What needs to be done
Determine which lines contain the word "image", then copy those lines.

Dataset items
## START
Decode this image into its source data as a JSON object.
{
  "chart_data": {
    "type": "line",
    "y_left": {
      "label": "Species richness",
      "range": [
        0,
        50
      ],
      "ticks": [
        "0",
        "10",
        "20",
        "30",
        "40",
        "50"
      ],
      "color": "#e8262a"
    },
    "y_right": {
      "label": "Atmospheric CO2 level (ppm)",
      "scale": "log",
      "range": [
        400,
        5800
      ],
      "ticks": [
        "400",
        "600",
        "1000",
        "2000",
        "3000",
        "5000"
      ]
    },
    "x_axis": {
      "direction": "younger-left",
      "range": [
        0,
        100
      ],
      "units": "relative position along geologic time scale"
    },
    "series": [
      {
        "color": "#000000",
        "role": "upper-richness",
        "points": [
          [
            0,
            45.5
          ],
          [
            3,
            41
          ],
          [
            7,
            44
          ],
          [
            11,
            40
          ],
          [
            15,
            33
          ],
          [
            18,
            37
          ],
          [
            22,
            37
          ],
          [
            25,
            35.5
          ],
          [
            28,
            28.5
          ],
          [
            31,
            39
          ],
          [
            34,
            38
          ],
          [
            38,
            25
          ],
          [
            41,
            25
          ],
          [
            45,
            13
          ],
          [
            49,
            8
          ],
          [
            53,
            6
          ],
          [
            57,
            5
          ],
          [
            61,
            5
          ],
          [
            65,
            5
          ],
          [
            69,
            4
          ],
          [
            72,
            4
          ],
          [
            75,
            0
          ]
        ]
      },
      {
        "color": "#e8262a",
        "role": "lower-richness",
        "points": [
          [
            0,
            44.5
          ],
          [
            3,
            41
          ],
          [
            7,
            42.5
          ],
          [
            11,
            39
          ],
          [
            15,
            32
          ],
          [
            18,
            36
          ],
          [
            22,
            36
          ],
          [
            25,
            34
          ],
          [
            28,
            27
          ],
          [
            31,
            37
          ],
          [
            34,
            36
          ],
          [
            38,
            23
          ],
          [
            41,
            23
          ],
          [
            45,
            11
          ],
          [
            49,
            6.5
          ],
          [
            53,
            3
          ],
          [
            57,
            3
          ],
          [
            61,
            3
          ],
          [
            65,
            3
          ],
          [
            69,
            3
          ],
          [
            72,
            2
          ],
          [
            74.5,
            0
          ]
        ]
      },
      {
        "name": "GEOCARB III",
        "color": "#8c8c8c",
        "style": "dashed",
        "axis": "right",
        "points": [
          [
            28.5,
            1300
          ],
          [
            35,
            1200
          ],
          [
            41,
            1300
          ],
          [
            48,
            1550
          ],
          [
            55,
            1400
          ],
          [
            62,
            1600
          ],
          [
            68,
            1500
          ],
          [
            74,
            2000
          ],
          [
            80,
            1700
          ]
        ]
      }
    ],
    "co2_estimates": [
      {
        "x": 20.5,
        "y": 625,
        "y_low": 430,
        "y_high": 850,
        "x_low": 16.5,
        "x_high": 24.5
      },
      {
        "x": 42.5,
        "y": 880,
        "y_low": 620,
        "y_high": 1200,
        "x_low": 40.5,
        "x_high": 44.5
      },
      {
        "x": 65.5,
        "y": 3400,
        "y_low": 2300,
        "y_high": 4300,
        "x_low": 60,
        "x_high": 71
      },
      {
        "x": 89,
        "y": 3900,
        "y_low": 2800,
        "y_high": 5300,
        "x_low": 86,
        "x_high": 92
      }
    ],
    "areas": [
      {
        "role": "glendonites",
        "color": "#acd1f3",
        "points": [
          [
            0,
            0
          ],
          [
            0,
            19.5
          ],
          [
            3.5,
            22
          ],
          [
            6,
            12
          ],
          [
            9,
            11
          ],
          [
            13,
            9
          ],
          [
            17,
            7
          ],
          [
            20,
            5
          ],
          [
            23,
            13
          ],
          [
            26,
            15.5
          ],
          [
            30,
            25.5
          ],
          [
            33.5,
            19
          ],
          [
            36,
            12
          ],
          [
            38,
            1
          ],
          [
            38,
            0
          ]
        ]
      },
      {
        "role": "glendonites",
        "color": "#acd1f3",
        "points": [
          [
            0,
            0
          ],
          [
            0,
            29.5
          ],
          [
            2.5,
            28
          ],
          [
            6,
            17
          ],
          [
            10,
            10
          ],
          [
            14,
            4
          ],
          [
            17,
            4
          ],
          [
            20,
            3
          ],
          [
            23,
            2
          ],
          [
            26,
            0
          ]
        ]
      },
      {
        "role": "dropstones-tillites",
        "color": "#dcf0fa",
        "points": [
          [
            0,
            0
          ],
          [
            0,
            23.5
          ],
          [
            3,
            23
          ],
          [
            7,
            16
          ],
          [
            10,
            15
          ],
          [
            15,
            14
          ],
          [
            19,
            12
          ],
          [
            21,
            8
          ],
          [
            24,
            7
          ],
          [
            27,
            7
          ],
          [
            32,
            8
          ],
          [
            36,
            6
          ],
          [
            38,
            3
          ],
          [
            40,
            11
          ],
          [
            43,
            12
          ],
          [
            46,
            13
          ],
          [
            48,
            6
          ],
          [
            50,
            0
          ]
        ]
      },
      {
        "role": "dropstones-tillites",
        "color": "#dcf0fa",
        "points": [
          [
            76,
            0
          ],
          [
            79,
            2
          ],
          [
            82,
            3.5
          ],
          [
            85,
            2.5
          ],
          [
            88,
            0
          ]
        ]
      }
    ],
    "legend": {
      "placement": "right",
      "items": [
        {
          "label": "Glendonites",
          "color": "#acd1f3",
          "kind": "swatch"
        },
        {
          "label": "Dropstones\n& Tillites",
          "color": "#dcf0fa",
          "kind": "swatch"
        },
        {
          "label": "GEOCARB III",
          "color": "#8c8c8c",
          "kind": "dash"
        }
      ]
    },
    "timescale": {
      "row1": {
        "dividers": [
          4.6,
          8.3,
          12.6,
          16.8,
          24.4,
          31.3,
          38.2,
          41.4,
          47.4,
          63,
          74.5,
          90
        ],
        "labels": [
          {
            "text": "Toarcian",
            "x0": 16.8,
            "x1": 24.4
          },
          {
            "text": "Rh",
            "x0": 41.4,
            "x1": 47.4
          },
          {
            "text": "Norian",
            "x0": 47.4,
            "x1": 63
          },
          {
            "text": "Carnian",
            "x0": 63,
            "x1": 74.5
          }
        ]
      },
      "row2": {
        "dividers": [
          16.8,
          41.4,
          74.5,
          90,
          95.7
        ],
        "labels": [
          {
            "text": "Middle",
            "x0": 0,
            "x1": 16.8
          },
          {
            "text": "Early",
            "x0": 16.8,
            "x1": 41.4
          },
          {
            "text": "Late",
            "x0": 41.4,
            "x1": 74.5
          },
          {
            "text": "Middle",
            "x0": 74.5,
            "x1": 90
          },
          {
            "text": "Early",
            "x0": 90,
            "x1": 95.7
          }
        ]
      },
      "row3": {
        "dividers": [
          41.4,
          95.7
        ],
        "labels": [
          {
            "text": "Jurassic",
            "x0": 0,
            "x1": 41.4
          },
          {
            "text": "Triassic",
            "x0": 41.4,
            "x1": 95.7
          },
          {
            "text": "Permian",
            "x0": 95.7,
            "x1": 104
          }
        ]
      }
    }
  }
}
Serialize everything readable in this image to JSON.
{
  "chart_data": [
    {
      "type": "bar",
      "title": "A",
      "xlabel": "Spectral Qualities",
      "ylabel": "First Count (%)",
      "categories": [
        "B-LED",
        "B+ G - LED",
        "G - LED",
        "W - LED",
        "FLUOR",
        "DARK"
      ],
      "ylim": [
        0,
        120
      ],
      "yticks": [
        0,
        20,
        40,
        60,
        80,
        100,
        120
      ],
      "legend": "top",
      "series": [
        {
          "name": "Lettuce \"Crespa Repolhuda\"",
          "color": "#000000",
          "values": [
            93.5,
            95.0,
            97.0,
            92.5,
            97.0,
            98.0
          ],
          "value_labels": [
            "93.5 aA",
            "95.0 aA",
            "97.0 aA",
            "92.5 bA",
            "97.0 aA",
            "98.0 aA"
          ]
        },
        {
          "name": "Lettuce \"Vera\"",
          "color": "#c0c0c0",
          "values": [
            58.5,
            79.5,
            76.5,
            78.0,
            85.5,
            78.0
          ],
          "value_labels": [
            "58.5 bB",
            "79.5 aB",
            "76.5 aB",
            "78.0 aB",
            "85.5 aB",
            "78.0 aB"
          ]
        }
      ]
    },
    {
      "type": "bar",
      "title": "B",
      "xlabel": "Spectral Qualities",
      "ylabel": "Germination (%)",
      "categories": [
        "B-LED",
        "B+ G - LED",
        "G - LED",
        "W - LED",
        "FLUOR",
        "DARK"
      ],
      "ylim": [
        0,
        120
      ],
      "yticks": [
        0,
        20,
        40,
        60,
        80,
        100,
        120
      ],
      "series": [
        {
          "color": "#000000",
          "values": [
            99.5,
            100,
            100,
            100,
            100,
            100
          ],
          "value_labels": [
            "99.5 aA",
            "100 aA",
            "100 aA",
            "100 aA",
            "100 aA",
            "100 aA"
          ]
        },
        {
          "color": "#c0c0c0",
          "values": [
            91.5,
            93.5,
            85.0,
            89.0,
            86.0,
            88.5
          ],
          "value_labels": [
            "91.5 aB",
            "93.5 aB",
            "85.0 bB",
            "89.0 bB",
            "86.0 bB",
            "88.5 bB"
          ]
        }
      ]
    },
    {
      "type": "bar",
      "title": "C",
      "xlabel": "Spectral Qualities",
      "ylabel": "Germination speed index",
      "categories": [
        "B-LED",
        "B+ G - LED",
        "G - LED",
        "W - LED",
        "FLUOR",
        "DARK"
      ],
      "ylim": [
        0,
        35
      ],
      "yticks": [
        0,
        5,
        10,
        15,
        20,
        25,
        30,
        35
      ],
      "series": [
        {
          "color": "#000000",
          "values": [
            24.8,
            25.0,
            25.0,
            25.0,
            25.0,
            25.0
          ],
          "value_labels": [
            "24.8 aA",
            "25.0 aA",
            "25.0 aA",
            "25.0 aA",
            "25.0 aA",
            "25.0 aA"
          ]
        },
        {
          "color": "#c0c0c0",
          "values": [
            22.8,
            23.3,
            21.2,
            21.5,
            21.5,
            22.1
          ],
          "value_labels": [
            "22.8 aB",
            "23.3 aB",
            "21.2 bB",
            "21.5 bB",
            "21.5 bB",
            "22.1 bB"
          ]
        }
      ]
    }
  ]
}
## END
Answer in full
Decode this image into its source data as a JSON object.
Serialize everything readable in this image to JSON.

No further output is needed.